Source records
↓↓↓

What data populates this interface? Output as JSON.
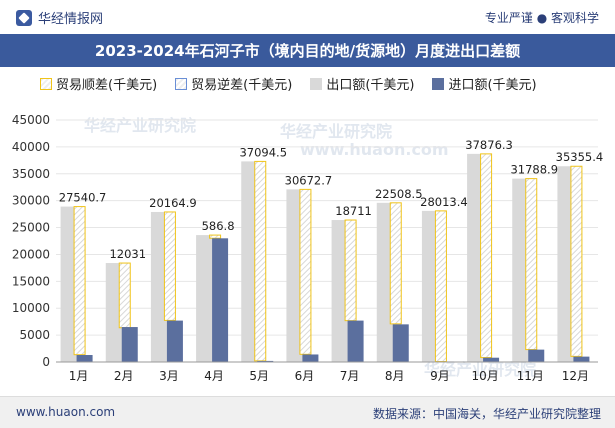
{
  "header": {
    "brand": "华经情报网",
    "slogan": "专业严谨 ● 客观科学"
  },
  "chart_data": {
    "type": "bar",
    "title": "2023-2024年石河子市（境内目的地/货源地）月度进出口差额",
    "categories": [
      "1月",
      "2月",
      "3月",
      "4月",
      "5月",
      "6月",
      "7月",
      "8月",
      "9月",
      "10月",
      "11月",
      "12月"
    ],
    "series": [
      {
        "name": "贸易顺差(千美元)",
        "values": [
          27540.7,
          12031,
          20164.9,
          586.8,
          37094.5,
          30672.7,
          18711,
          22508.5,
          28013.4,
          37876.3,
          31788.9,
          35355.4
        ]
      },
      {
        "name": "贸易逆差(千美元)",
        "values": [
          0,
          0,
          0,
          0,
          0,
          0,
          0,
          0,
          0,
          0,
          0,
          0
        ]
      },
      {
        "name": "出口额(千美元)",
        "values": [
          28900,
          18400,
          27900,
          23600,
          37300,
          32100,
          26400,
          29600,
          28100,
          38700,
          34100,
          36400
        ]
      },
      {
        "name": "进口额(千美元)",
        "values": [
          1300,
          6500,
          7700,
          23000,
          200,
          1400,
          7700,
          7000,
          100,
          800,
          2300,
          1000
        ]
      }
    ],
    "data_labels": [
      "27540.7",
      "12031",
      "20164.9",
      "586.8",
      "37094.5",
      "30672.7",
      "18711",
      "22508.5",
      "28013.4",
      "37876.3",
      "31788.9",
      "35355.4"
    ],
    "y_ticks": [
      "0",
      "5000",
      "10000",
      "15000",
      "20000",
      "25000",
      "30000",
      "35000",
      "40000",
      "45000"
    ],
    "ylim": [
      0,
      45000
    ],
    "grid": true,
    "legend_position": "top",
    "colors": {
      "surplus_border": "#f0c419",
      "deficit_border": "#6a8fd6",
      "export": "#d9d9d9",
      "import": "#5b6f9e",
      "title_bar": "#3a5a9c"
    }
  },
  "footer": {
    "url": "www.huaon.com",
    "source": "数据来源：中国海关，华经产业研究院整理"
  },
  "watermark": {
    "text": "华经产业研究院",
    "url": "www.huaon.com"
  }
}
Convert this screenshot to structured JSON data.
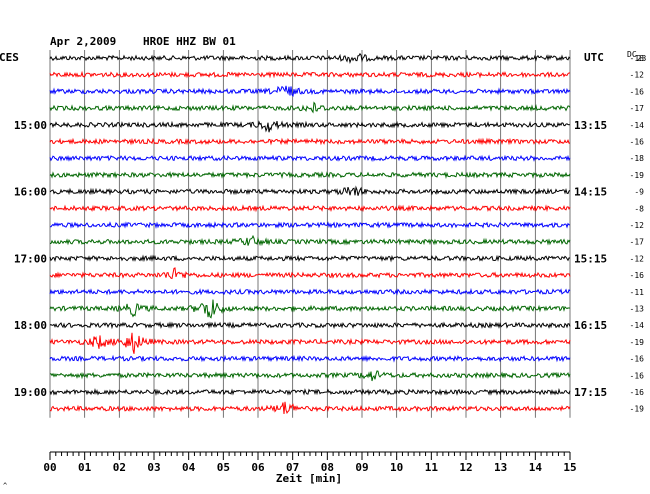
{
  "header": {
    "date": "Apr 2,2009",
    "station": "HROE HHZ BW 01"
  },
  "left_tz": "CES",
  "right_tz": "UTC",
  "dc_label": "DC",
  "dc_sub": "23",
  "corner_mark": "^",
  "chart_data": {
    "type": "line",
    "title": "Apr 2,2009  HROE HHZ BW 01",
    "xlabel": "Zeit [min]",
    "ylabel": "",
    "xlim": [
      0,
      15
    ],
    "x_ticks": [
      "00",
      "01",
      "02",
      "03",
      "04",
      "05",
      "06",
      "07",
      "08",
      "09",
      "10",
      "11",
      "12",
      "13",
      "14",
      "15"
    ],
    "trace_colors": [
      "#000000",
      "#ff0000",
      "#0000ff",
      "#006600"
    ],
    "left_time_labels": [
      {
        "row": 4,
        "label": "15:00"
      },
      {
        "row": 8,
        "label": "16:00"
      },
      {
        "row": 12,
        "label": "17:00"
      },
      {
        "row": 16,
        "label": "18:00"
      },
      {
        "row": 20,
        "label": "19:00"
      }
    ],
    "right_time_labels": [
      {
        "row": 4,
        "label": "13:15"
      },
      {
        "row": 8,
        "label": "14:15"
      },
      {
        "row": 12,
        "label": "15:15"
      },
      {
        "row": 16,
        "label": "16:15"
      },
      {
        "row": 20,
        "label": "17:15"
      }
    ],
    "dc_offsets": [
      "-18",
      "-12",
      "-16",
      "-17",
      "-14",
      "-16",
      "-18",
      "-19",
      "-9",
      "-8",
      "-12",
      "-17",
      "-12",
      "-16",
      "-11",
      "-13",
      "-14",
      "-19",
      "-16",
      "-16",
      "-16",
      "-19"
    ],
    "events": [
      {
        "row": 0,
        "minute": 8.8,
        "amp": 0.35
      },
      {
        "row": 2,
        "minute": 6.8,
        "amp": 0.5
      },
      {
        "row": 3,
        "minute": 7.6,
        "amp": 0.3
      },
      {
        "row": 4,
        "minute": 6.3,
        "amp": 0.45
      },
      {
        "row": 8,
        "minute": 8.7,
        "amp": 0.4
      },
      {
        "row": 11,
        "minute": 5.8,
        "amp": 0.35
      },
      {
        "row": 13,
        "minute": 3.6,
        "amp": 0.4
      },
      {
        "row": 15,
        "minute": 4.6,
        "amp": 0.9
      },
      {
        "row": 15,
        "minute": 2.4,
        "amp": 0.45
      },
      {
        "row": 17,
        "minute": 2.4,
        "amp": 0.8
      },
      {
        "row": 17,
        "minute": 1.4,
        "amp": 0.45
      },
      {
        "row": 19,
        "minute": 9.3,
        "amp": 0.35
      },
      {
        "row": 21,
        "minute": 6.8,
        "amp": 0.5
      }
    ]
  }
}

↑↑↑

**WRITTEN PROBLEM:**
Return a copy of every line that includes the word "name".

**SOLUTION TO THE PROBLEM:**
        "name": "贸易顺差(千美元)",
        "name": "贸易逆差(千美元)",
        "name": "出口额(千美元)",
        "name": "进口额(千美元)",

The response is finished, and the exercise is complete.